THE PROBLEM >> Could you output each line of the data that follows exactly?
┌─ INPUT DATA
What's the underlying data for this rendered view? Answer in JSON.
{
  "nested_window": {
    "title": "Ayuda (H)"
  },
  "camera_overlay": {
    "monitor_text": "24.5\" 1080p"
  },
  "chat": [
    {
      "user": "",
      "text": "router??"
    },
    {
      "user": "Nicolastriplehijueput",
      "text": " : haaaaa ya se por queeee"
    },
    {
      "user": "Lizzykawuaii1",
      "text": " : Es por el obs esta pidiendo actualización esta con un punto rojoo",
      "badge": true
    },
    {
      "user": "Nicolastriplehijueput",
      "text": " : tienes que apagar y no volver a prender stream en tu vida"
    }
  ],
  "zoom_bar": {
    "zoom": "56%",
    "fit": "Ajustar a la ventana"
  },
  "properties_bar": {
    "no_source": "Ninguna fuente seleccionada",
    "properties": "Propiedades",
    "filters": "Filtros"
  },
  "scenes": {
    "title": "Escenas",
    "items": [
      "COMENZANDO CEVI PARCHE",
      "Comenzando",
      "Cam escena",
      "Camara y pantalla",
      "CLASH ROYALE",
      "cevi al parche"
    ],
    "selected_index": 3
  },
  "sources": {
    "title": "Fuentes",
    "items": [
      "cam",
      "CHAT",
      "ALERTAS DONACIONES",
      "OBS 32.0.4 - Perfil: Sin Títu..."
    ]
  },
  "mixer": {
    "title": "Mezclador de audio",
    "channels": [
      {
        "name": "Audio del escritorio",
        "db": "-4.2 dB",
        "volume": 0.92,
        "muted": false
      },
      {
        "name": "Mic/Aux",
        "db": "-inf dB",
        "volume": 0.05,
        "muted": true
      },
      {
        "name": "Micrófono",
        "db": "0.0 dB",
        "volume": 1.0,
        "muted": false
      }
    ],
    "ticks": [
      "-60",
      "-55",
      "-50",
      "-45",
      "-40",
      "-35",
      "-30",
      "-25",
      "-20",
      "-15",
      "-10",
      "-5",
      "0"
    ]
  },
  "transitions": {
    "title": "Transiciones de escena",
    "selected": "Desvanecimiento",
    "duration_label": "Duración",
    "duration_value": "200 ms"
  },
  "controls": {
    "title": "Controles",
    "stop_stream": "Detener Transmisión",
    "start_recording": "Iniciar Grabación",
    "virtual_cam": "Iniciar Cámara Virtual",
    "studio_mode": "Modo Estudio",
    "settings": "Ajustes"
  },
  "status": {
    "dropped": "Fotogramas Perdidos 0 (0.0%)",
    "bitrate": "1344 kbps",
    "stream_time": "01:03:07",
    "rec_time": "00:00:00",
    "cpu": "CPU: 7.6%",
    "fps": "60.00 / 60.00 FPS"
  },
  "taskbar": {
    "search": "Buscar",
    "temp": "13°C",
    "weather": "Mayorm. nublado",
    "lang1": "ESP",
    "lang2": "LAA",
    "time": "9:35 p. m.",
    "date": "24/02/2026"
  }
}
└─
ANSWER TO THIS EXERCISE >>
What's the underlying data for this rendered view? Answer in JSON.
{
  "nested_window": {
    "title": "Ayuda (H)"
  },
  "camera_overlay": {
    "monitor_text": "24.5\" 1080p"
  },
  "chat": [
    {
      "user": "",
      "text": "router??"
    },
    {
      "user": "Nicolastriplehijueput",
      "text": " : haaaaa ya se por queeee"
    },
    {
      "user": "Lizzykawuaii1",
      "text": " : Es por el obs esta pidiendo actualización esta con un punto rojoo",
      "badge": true
    },
    {
      "user": "Nicolastriplehijueput",
      "text": " : tienes que apagar y no volver a prender stream en tu vida"
    }
  ],
  "zoom_bar": {
    "zoom": "56%",
    "fit": "Ajustar a la ventana"
  },
  "properties_bar": {
    "no_source": "Ninguna fuente seleccionada",
    "properties": "Propiedades",
    "filters": "Filtros"
  },
  "scenes": {
    "title": "Escenas",
    "items": [
      "COMENZANDO CEVI PARCHE",
      "Comenzando",
      "Cam escena",
      "Camara y pantalla",
      "CLASH ROYALE",
      "cevi al parche"
    ],
    "selected_index": 3
  },
  "sources": {
    "title": "Fuentes",
    "items": [
      "cam",
      "CHAT",
      "ALERTAS DONACIONES",
      "OBS 32.0.4 - Perfil: Sin Títu..."
    ]
  },
  "mixer": {
    "title": "Mezclador de audio",
    "channels": [
      {
        "name": "Audio del escritorio",
        "db": "-4.2 dB",
        "volume": 0.92,
        "muted": false
      },
      {
        "name": "Mic/Aux",
        "db": "-inf dB",
        "volume": 0.05,
        "muted": true
      },
      {
        "name": "Micrófono",
        "db": "0.0 dB",
        "volume": 1.0,
        "muted": false
      }
    ],
    "ticks": [
      "-60",
      "-55",
      "-50",
      "-45",
      "-40",
      "-35",
      "-30",
      "-25",
      "-20",
      "-15",
      "-10",
      "-5",
      "0"
    ]
  },
  "transitions": {
    "title": "Transiciones de escena",
    "selected": "Desvanecimiento",
    "duration_label": "Duración",
    "duration_value": "200 ms"
  },
  "controls": {
    "title": "Controles",
    "stop_stream": "Detener Transmisión",
    "start_recording": "Iniciar Grabación",
    "virtual_cam": "Iniciar Cámara Virtual",
    "studio_mode": "Modo Estudio",
    "settings": "Ajustes"
  },
  "status": {
    "dropped": "Fotogramas Perdidos 0 (0.0%)",
    "bitrate": "1344 kbps",
    "stream_time": "01:03:07",
    "rec_time": "00:00:00",
    "cpu": "CPU: 7.6%",
    "fps": "60.00 / 60.00 FPS"
  },
  "taskbar": {
    "search": "Buscar",
    "temp": "13°C",
    "weather": "Mayorm. nublado",
    "lang1": "ESP",
    "lang2": "LAA",
    "time": "9:35 p. m.",
    "date": "24/02/2026"
  }
}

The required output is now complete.